Data rows:

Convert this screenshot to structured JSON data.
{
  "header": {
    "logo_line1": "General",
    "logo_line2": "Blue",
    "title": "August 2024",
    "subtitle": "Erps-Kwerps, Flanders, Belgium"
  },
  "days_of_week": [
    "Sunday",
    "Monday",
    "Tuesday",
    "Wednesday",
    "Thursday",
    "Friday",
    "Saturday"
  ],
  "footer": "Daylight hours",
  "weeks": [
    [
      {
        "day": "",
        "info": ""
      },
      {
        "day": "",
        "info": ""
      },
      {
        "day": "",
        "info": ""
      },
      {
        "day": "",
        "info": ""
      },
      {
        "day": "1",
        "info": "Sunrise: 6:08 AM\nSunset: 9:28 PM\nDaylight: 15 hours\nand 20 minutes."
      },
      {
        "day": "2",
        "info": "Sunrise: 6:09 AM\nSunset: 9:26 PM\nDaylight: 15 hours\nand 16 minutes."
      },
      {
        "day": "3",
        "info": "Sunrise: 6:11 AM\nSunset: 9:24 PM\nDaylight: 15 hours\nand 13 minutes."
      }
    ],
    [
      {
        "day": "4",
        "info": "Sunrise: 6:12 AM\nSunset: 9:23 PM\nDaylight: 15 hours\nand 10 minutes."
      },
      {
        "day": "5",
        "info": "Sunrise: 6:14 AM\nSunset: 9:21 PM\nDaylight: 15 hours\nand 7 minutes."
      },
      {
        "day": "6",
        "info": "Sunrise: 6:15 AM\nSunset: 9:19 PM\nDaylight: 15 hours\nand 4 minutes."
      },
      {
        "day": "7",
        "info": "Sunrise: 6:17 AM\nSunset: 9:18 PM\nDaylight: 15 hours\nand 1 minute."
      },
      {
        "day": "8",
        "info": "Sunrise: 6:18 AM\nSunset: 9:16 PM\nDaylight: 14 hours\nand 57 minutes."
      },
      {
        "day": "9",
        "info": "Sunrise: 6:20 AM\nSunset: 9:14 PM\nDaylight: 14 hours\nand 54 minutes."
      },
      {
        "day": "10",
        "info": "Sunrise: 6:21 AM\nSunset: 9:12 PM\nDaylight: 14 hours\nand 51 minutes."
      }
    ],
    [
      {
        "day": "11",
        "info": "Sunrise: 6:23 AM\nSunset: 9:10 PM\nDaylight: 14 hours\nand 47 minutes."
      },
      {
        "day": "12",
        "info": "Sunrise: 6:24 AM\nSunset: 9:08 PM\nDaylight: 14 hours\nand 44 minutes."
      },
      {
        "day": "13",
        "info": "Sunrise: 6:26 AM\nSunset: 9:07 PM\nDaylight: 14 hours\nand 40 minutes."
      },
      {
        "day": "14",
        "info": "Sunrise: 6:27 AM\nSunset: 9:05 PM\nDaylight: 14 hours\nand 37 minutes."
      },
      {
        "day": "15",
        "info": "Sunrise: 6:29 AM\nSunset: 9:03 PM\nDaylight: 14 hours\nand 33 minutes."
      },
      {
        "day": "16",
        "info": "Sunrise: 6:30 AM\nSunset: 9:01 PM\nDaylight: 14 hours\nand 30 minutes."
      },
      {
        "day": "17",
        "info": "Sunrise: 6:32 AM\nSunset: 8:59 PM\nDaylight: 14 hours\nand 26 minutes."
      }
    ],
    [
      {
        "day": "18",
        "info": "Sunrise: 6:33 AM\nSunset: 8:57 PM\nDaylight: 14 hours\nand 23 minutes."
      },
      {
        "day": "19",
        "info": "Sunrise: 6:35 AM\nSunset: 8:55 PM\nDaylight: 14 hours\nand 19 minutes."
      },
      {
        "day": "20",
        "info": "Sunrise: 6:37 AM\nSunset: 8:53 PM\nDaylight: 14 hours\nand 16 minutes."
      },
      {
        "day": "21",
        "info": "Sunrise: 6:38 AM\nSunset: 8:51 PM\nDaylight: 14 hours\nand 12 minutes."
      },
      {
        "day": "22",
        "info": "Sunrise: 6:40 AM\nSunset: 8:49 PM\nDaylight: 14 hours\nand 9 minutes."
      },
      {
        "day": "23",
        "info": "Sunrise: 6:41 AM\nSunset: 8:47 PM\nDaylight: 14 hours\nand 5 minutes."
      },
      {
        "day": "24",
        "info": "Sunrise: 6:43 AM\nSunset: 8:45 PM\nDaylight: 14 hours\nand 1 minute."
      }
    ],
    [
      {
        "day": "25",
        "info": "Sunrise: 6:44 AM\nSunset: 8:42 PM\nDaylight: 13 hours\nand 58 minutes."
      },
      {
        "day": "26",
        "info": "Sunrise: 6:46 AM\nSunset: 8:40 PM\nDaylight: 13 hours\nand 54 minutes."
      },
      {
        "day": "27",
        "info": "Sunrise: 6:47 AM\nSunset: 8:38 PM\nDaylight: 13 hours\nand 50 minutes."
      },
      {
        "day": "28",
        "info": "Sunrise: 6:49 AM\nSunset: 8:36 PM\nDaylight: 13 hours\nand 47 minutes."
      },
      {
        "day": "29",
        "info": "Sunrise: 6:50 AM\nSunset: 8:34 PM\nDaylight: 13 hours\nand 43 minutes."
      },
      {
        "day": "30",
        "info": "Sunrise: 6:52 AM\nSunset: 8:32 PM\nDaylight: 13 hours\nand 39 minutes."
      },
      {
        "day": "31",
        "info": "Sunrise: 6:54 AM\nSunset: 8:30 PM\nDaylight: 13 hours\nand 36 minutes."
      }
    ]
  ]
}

Work to do: From the preceding material, extract every line exactly.

Answer to the task:
Convert this screenshot to structured JSON data.
{
  "header": {
    "logo_line1": "General",
    "logo_line2": "Blue",
    "title": "August 2024",
    "subtitle": "Erps-Kwerps, Flanders, Belgium"
  },
  "days_of_week": [
    "Sunday",
    "Monday",
    "Tuesday",
    "Wednesday",
    "Thursday",
    "Friday",
    "Saturday"
  ],
  "footer": "Daylight hours",
  "weeks": [
    [
      {
        "day": "",
        "info": ""
      },
      {
        "day": "",
        "info": ""
      },
      {
        "day": "",
        "info": ""
      },
      {
        "day": "",
        "info": ""
      },
      {
        "day": "1",
        "info": "Sunrise: 6:08 AM\nSunset: 9:28 PM\nDaylight: 15 hours\nand 20 minutes."
      },
      {
        "day": "2",
        "info": "Sunrise: 6:09 AM\nSunset: 9:26 PM\nDaylight: 15 hours\nand 16 minutes."
      },
      {
        "day": "3",
        "info": "Sunrise: 6:11 AM\nSunset: 9:24 PM\nDaylight: 15 hours\nand 13 minutes."
      }
    ],
    [
      {
        "day": "4",
        "info": "Sunrise: 6:12 AM\nSunset: 9:23 PM\nDaylight: 15 hours\nand 10 minutes."
      },
      {
        "day": "5",
        "info": "Sunrise: 6:14 AM\nSunset: 9:21 PM\nDaylight: 15 hours\nand 7 minutes."
      },
      {
        "day": "6",
        "info": "Sunrise: 6:15 AM\nSunset: 9:19 PM\nDaylight: 15 hours\nand 4 minutes."
      },
      {
        "day": "7",
        "info": "Sunrise: 6:17 AM\nSunset: 9:18 PM\nDaylight: 15 hours\nand 1 minute."
      },
      {
        "day": "8",
        "info": "Sunrise: 6:18 AM\nSunset: 9:16 PM\nDaylight: 14 hours\nand 57 minutes."
      },
      {
        "day": "9",
        "info": "Sunrise: 6:20 AM\nSunset: 9:14 PM\nDaylight: 14 hours\nand 54 minutes."
      },
      {
        "day": "10",
        "info": "Sunrise: 6:21 AM\nSunset: 9:12 PM\nDaylight: 14 hours\nand 51 minutes."
      }
    ],
    [
      {
        "day": "11",
        "info": "Sunrise: 6:23 AM\nSunset: 9:10 PM\nDaylight: 14 hours\nand 47 minutes."
      },
      {
        "day": "12",
        "info": "Sunrise: 6:24 AM\nSunset: 9:08 PM\nDaylight: 14 hours\nand 44 minutes."
      },
      {
        "day": "13",
        "info": "Sunrise: 6:26 AM\nSunset: 9:07 PM\nDaylight: 14 hours\nand 40 minutes."
      },
      {
        "day": "14",
        "info": "Sunrise: 6:27 AM\nSunset: 9:05 PM\nDaylight: 14 hours\nand 37 minutes."
      },
      {
        "day": "15",
        "info": "Sunrise: 6:29 AM\nSunset: 9:03 PM\nDaylight: 14 hours\nand 33 minutes."
      },
      {
        "day": "16",
        "info": "Sunrise: 6:30 AM\nSunset: 9:01 PM\nDaylight: 14 hours\nand 30 minutes."
      },
      {
        "day": "17",
        "info": "Sunrise: 6:32 AM\nSunset: 8:59 PM\nDaylight: 14 hours\nand 26 minutes."
      }
    ],
    [
      {
        "day": "18",
        "info": "Sunrise: 6:33 AM\nSunset: 8:57 PM\nDaylight: 14 hours\nand 23 minutes."
      },
      {
        "day": "19",
        "info": "Sunrise: 6:35 AM\nSunset: 8:55 PM\nDaylight: 14 hours\nand 19 minutes."
      },
      {
        "day": "20",
        "info": "Sunrise: 6:37 AM\nSunset: 8:53 PM\nDaylight: 14 hours\nand 16 minutes."
      },
      {
        "day": "21",
        "info": "Sunrise: 6:38 AM\nSunset: 8:51 PM\nDaylight: 14 hours\nand 12 minutes."
      },
      {
        "day": "22",
        "info": "Sunrise: 6:40 AM\nSunset: 8:49 PM\nDaylight: 14 hours\nand 9 minutes."
      },
      {
        "day": "23",
        "info": "Sunrise: 6:41 AM\nSunset: 8:47 PM\nDaylight: 14 hours\nand 5 minutes."
      },
      {
        "day": "24",
        "info": "Sunrise: 6:43 AM\nSunset: 8:45 PM\nDaylight: 14 hours\nand 1 minute."
      }
    ],
    [
      {
        "day": "25",
        "info": "Sunrise: 6:44 AM\nSunset: 8:42 PM\nDaylight: 13 hours\nand 58 minutes."
      },
      {
        "day": "26",
        "info": "Sunrise: 6:46 AM\nSunset: 8:40 PM\nDaylight: 13 hours\nand 54 minutes."
      },
      {
        "day": "27",
        "info": "Sunrise: 6:47 AM\nSunset: 8:38 PM\nDaylight: 13 hours\nand 50 minutes."
      },
      {
        "day": "28",
        "info": "Sunrise: 6:49 AM\nSunset: 8:36 PM\nDaylight: 13 hours\nand 47 minutes."
      },
      {
        "day": "29",
        "info": "Sunrise: 6:50 AM\nSunset: 8:34 PM\nDaylight: 13 hours\nand 43 minutes."
      },
      {
        "day": "30",
        "info": "Sunrise: 6:52 AM\nSunset: 8:32 PM\nDaylight: 13 hours\nand 39 minutes."
      },
      {
        "day": "31",
        "info": "Sunrise: 6:54 AM\nSunset: 8:30 PM\nDaylight: 13 hours\nand 36 minutes."
      }
    ]
  ]
}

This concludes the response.